[Entries from a visual dataset]
___

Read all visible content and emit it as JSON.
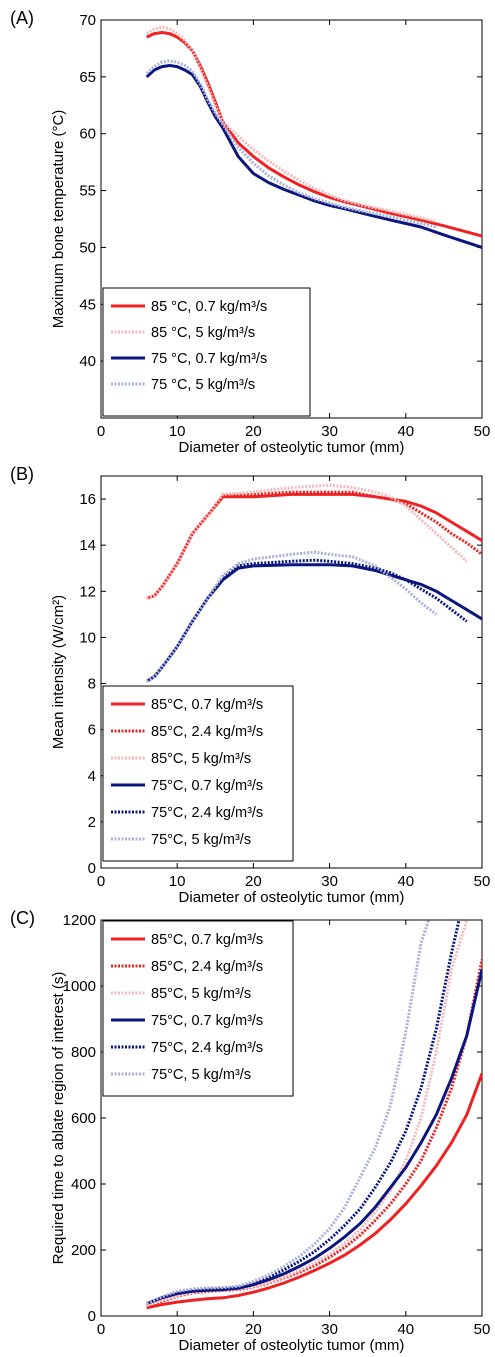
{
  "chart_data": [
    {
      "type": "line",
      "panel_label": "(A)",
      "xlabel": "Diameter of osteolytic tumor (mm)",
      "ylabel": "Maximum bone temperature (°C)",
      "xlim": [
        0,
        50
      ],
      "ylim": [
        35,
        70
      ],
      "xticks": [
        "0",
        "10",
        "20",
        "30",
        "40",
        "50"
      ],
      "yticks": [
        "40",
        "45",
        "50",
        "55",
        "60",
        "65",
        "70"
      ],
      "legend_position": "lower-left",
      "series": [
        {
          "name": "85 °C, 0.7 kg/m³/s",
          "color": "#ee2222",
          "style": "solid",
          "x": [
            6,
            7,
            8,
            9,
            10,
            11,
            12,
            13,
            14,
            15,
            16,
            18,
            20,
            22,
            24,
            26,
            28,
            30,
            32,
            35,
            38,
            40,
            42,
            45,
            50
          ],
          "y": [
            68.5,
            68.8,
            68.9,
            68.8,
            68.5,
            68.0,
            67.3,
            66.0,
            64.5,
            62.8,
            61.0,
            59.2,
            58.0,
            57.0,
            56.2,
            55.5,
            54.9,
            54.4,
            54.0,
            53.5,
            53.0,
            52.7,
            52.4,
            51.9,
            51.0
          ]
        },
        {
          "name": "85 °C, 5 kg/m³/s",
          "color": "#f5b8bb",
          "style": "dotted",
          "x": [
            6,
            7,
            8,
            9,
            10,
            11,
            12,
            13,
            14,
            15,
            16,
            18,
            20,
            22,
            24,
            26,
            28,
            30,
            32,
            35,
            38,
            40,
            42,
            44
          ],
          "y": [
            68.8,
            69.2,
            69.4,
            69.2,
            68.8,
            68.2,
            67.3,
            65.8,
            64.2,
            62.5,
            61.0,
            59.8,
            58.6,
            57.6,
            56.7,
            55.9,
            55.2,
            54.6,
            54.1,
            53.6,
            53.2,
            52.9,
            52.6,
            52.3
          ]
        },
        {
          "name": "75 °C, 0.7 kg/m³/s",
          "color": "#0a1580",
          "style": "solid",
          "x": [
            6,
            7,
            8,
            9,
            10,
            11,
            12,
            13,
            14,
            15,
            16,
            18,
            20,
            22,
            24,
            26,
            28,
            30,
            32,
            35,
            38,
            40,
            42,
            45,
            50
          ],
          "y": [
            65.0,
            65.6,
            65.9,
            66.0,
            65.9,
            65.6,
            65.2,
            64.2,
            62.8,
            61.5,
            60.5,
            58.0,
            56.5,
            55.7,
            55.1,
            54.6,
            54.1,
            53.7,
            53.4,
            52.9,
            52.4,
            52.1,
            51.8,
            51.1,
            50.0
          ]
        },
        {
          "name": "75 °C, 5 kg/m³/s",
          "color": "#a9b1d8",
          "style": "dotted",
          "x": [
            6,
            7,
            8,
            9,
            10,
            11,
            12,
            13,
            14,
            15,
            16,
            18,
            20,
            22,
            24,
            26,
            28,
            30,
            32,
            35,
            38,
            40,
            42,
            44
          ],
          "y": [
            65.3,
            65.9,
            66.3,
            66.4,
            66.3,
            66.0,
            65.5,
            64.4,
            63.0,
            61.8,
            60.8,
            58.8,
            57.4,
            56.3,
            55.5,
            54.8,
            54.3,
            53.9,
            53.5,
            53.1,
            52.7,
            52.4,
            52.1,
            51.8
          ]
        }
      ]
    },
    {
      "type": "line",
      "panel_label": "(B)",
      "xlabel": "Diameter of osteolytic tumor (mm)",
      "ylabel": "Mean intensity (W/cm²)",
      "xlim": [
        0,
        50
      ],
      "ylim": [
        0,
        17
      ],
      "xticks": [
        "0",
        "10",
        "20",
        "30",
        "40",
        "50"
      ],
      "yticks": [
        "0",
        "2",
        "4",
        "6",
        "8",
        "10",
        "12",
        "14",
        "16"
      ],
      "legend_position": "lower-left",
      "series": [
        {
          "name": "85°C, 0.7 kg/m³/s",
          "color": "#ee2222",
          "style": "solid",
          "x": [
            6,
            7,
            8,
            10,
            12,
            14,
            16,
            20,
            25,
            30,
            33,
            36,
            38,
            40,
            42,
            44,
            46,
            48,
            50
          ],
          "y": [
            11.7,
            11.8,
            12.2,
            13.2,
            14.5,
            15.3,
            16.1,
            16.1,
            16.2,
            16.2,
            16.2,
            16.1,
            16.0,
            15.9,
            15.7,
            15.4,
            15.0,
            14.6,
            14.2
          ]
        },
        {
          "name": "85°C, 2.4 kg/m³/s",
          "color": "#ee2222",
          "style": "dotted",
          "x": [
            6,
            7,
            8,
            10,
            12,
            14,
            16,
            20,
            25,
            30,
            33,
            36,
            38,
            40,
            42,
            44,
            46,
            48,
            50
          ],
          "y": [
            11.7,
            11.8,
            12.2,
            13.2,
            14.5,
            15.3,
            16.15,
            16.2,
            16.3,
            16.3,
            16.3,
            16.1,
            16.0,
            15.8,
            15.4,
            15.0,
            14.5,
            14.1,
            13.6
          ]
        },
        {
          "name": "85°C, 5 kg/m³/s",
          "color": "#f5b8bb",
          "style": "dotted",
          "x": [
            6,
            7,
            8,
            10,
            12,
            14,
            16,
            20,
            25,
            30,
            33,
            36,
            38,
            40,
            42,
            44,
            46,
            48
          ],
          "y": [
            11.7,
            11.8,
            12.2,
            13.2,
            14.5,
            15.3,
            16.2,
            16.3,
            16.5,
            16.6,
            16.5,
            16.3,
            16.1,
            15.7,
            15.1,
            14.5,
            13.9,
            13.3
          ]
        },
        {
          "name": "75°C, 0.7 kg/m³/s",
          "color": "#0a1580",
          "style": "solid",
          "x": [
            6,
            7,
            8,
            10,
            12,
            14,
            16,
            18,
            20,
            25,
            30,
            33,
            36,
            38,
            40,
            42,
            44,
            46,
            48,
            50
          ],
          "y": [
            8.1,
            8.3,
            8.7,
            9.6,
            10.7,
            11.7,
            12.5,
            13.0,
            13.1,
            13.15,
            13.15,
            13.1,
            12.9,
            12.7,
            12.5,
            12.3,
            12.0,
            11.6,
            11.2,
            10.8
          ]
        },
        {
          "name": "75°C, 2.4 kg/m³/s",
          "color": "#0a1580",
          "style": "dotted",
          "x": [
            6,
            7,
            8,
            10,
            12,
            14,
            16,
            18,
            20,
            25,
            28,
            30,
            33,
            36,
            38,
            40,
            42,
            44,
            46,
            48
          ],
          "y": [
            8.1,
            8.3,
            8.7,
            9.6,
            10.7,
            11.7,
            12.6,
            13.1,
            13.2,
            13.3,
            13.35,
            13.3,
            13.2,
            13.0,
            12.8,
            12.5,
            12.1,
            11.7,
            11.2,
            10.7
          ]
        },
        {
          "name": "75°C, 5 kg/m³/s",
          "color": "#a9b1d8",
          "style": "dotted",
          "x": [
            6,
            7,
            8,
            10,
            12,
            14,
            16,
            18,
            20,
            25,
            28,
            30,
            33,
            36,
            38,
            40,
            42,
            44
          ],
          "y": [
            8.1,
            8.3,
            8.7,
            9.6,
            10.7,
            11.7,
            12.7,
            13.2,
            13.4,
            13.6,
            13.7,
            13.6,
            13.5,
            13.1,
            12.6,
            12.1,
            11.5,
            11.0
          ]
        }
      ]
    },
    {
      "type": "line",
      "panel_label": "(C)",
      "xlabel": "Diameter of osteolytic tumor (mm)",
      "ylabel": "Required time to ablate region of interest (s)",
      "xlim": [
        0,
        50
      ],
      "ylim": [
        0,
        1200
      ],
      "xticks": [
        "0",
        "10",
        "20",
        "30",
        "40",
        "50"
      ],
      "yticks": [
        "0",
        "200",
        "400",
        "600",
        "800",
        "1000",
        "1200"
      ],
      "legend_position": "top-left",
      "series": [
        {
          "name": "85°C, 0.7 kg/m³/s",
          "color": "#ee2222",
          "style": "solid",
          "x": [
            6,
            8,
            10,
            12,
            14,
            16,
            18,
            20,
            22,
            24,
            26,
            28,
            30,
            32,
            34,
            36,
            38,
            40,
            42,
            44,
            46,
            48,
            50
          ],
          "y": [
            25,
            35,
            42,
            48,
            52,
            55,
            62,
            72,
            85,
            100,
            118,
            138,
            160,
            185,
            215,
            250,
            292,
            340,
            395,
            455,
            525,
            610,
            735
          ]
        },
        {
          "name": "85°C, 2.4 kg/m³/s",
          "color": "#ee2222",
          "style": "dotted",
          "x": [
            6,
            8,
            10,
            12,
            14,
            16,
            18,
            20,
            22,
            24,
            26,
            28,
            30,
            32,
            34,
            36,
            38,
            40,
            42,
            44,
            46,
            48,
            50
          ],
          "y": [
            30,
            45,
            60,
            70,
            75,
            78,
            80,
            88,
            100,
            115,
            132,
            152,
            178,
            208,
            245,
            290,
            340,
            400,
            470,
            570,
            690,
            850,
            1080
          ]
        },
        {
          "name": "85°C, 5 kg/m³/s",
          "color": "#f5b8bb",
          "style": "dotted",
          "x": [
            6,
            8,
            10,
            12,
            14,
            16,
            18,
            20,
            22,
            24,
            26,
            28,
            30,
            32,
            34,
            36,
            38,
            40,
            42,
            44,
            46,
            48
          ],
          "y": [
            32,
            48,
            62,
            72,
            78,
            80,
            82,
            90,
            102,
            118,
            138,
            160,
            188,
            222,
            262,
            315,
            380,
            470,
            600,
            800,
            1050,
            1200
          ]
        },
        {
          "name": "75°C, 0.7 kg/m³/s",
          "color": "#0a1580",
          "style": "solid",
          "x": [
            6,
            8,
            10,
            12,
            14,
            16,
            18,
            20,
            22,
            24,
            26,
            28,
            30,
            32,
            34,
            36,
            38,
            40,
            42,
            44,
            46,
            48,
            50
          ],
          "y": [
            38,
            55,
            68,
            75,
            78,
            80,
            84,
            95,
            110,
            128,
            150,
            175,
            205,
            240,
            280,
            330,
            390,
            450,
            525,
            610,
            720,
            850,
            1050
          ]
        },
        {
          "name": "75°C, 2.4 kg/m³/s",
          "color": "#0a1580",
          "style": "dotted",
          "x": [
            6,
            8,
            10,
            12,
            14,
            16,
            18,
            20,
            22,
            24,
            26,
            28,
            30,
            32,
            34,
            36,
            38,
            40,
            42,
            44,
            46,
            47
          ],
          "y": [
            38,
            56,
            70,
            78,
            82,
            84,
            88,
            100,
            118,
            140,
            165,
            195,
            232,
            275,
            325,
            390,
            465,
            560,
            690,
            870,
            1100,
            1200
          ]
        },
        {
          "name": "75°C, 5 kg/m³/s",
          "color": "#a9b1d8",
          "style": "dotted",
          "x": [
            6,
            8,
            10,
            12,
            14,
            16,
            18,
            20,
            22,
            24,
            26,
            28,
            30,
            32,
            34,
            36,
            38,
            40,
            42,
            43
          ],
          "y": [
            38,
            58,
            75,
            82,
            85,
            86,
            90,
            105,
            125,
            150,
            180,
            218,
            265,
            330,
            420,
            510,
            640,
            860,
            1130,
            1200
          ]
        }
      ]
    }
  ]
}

___

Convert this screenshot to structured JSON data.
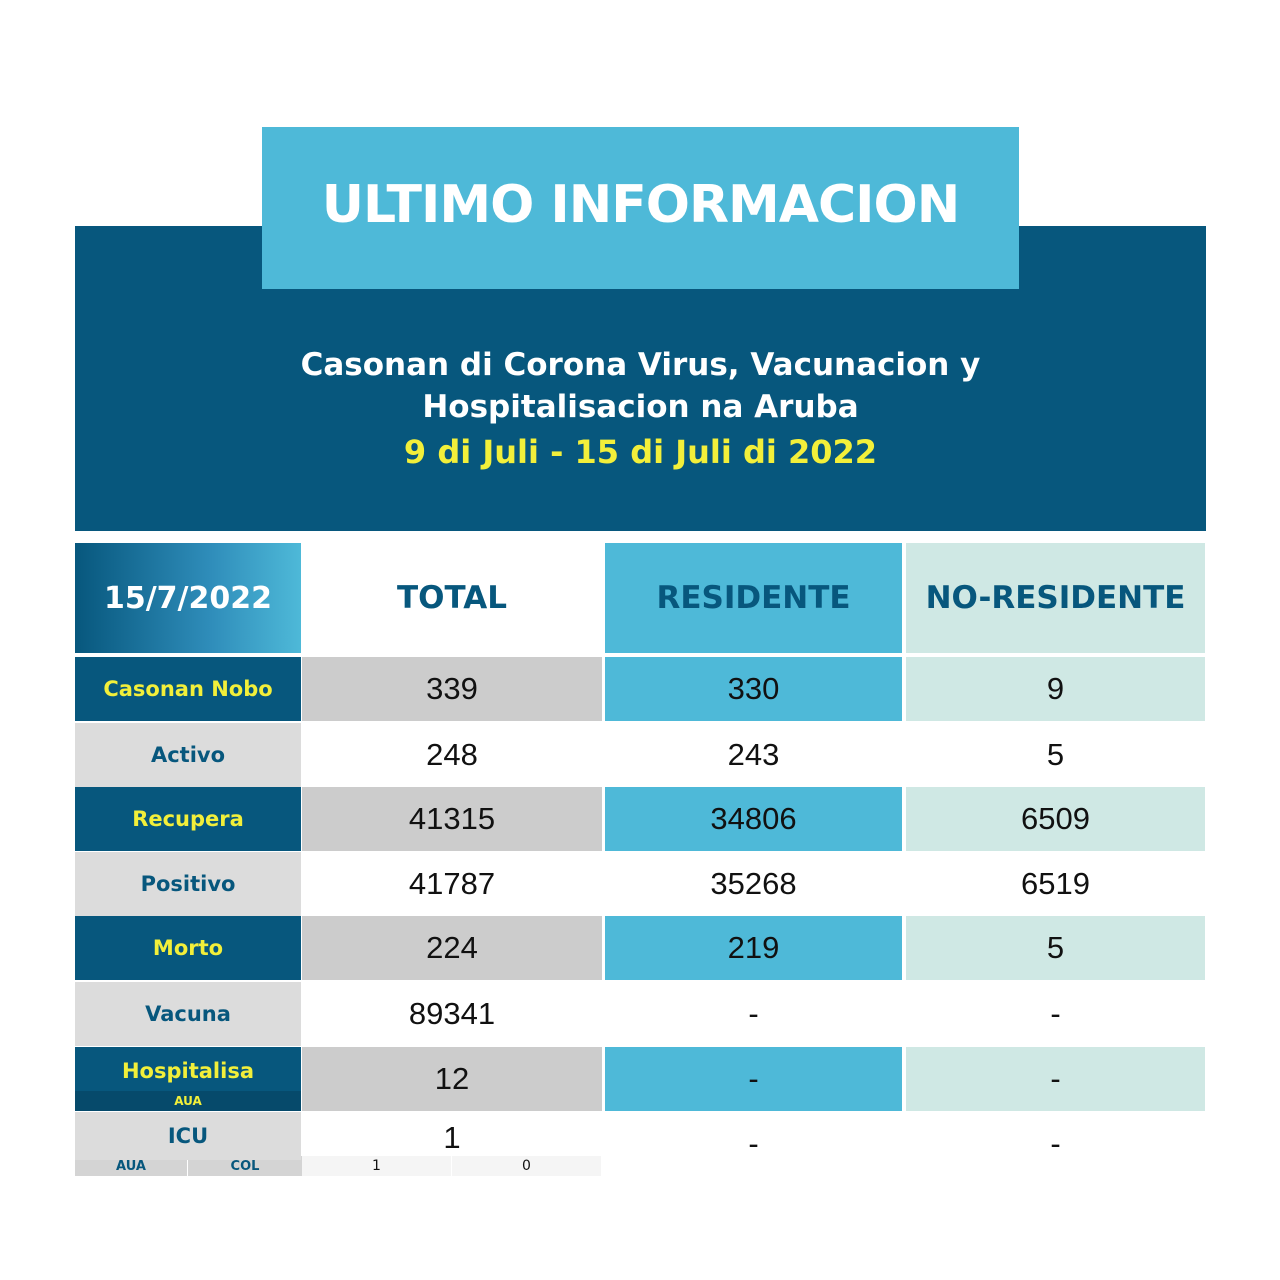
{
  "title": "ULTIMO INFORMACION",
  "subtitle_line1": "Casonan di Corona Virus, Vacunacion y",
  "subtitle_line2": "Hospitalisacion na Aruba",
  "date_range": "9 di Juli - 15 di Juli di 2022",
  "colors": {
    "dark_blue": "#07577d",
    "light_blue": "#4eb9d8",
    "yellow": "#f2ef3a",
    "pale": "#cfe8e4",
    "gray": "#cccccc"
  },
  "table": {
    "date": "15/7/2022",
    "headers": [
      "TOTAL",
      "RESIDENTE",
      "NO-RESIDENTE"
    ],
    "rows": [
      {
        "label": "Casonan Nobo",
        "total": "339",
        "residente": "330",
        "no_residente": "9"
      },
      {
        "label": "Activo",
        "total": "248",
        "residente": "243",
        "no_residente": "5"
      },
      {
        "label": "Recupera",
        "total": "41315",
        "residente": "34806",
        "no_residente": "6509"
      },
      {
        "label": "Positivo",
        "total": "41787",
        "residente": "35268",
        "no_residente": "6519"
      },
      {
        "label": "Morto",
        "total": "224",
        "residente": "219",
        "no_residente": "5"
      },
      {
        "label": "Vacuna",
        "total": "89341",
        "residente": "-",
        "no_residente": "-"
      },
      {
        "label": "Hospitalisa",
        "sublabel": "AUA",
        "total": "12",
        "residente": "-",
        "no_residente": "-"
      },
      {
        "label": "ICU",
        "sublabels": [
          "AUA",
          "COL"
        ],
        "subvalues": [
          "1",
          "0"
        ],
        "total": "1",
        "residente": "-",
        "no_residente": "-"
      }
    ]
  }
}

___

> **PROBLEM**: Note every line of the entries in which "JSON" appears, and copy it down.

> **EXERCISE ANSWER**:
Read all visible content and emit it as JSON.
Convert this screenshot to structured JSON data.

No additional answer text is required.